- **Data for processing**:
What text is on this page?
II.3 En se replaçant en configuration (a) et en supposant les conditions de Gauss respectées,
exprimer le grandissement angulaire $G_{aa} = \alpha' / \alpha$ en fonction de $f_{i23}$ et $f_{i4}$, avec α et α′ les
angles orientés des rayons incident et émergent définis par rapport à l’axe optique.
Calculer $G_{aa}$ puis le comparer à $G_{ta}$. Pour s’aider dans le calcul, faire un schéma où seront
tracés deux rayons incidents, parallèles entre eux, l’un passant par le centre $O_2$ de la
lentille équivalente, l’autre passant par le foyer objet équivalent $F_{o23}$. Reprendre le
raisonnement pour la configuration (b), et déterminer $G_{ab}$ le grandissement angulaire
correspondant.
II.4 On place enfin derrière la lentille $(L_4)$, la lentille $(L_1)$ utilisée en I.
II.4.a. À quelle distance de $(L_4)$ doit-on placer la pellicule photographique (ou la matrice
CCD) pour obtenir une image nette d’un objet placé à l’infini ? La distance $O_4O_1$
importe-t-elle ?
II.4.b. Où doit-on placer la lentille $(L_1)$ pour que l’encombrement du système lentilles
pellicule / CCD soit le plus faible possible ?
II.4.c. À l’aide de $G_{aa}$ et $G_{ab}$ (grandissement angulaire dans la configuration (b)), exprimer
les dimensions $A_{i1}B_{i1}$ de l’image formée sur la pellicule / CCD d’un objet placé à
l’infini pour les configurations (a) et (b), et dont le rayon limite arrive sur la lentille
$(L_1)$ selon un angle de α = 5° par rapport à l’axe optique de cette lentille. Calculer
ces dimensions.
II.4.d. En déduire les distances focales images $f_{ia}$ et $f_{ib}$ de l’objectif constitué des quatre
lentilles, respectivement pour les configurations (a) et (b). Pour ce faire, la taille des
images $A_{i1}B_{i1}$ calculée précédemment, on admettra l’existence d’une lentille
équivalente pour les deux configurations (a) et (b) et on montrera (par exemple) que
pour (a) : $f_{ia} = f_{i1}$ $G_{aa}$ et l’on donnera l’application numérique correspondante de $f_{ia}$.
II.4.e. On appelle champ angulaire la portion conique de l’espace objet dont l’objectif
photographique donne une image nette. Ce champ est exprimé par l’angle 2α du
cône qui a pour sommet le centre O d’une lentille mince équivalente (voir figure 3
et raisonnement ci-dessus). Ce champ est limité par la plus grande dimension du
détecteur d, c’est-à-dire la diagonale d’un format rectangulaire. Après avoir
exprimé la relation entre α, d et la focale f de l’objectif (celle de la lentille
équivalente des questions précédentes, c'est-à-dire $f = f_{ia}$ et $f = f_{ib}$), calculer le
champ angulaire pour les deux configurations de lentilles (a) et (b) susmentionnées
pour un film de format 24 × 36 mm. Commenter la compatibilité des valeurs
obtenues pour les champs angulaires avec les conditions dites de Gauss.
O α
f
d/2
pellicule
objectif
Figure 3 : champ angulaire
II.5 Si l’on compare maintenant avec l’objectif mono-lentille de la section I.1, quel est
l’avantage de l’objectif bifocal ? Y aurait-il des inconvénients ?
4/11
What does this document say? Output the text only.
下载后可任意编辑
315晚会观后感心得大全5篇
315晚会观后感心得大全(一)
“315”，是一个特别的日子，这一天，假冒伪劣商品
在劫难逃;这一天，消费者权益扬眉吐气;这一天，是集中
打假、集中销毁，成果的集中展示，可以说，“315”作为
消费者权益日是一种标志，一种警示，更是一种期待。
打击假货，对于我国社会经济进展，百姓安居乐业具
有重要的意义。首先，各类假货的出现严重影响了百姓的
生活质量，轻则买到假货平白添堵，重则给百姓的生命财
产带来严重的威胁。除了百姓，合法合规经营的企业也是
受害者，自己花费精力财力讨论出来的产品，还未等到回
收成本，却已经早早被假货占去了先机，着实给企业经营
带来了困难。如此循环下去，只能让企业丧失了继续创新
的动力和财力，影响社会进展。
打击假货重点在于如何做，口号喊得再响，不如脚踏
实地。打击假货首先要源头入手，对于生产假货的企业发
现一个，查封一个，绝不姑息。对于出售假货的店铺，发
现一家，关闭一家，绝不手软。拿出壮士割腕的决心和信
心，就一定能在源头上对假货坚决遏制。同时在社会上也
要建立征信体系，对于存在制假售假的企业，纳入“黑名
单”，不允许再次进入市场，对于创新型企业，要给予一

- **Directions for this task**:
Copy out each record exactly as given, omitting none.

- **Task solution**:
What text is on this page?
II.3 En se replaçant en configuration (a) et en supposant les conditions de Gauss respectées,
exprimer le grandissement angulaire $G_{aa} = \alpha' / \alpha$ en fonction de $f_{i23}$ et $f_{i4}$, avec α et α′ les
angles orientés des rayons incident et émergent définis par rapport à l’axe optique.
Calculer $G_{aa}$ puis le comparer à $G_{ta}$. Pour s’aider dans le calcul, faire un schéma où seront
tracés deux rayons incidents, parallèles entre eux, l’un passant par le centre $O_2$ de la
lentille équivalente, l’autre passant par le foyer objet équivalent $F_{o23}$. Reprendre le
raisonnement pour la configuration (b), et déterminer $G_{ab}$ le grandissement angulaire
correspondant.
II.4 On place enfin derrière la lentille $(L_4)$, la lentille $(L_1)$ utilisée en I.
II.4.a. À quelle distance de $(L_4)$ doit-on placer la pellicule photographique (ou la matrice
CCD) pour obtenir une image nette d’un objet placé à l’infini ? La distance $O_4O_1$
importe-t-elle ?
II.4.b. Où doit-on placer la lentille $(L_1)$ pour que l’encombrement du système lentilles
pellicule / CCD soit le plus faible possible ?
II.4.c. À l’aide de $G_{aa}$ et $G_{ab}$ (grandissement angulaire dans la configuration (b)), exprimer
les dimensions $A_{i1}B_{i1}$ de l’image formée sur la pellicule / CCD d’un objet placé à
l’infini pour les configurations (a) et (b), et dont le rayon limite arrive sur la lentille
$(L_1)$ selon un angle de α = 5° par rapport à l’axe optique de cette lentille. Calculer
ces dimensions.
II.4.d. En déduire les distances focales images $f_{ia}$ et $f_{ib}$ de l’objectif constitué des quatre
lentilles, respectivement pour les configurations (a) et (b). Pour ce faire, la taille des
images $A_{i1}B_{i1}$ calculée précédemment, on admettra l’existence d’une lentille
équivalente pour les deux configurations (a) et (b) et on montrera (par exemple) que
pour (a) : $f_{ia} = f_{i1}$ $G_{aa}$ et l’on donnera l’application numérique correspondante de $f_{ia}$.
II.4.e. On appelle champ angulaire la portion conique de l’espace objet dont l’objectif
photographique donne une image nette. Ce champ est exprimé par l’angle 2α du
cône qui a pour sommet le centre O d’une lentille mince équivalente (voir figure 3
et raisonnement ci-dessus). Ce champ est limité par la plus grande dimension du
détecteur d, c’est-à-dire la diagonale d’un format rectangulaire. Après avoir
exprimé la relation entre α, d et la focale f de l’objectif (celle de la lentille
équivalente des questions précédentes, c'est-à-dire $f = f_{ia}$ et $f = f_{ib}$), calculer le
champ angulaire pour les deux configurations de lentilles (a) et (b) susmentionnées
pour un film de format 24 × 36 mm. Commenter la compatibilité des valeurs
obtenues pour les champs angulaires avec les conditions dites de Gauss.
O α
f
d/2
pellicule
objectif
Figure 3 : champ angulaire
II.5 Si l’on compare maintenant avec l’objectif mono-lentille de la section I.1, quel est
l’avantage de l’objectif bifocal ? Y aurait-il des inconvénients ?
4/11
What does this document say? Output the text only.
下载后可任意编辑
315晚会观后感心得大全5篇
315晚会观后感心得大全(一)
“315”，是一个特别的日子，这一天，假冒伪劣商品
在劫难逃;这一天，消费者权益扬眉吐气;这一天，是集中
打假、集中销毁，成果的集中展示，可以说，“315”作为
消费者权益日是一种标志，一种警示，更是一种期待。
打击假货，对于我国社会经济进展，百姓安居乐业具
有重要的意义。首先，各类假货的出现严重影响了百姓的
生活质量，轻则买到假货平白添堵，重则给百姓的生命财
产带来严重的威胁。除了百姓，合法合规经营的企业也是
受害者，自己花费精力财力讨论出来的产品，还未等到回
收成本，却已经早早被假货占去了先机，着实给企业经营
带来了困难。如此循环下去，只能让企业丧失了继续创新
的动力和财力，影响社会进展。
打击假货重点在于如何做，口号喊得再响，不如脚踏
实地。打击假货首先要源头入手，对于生产假货的企业发
现一个，查封一个，绝不姑息。对于出售假货的店铺，发
现一家，关闭一家，绝不手软。拿出壮士割腕的决心和信
心，就一定能在源头上对假货坚决遏制。同时在社会上也
要建立征信体系，对于存在制假售假的企业，纳入“黑名
单”，不允许再次进入市场，对于创新型企业，要给予一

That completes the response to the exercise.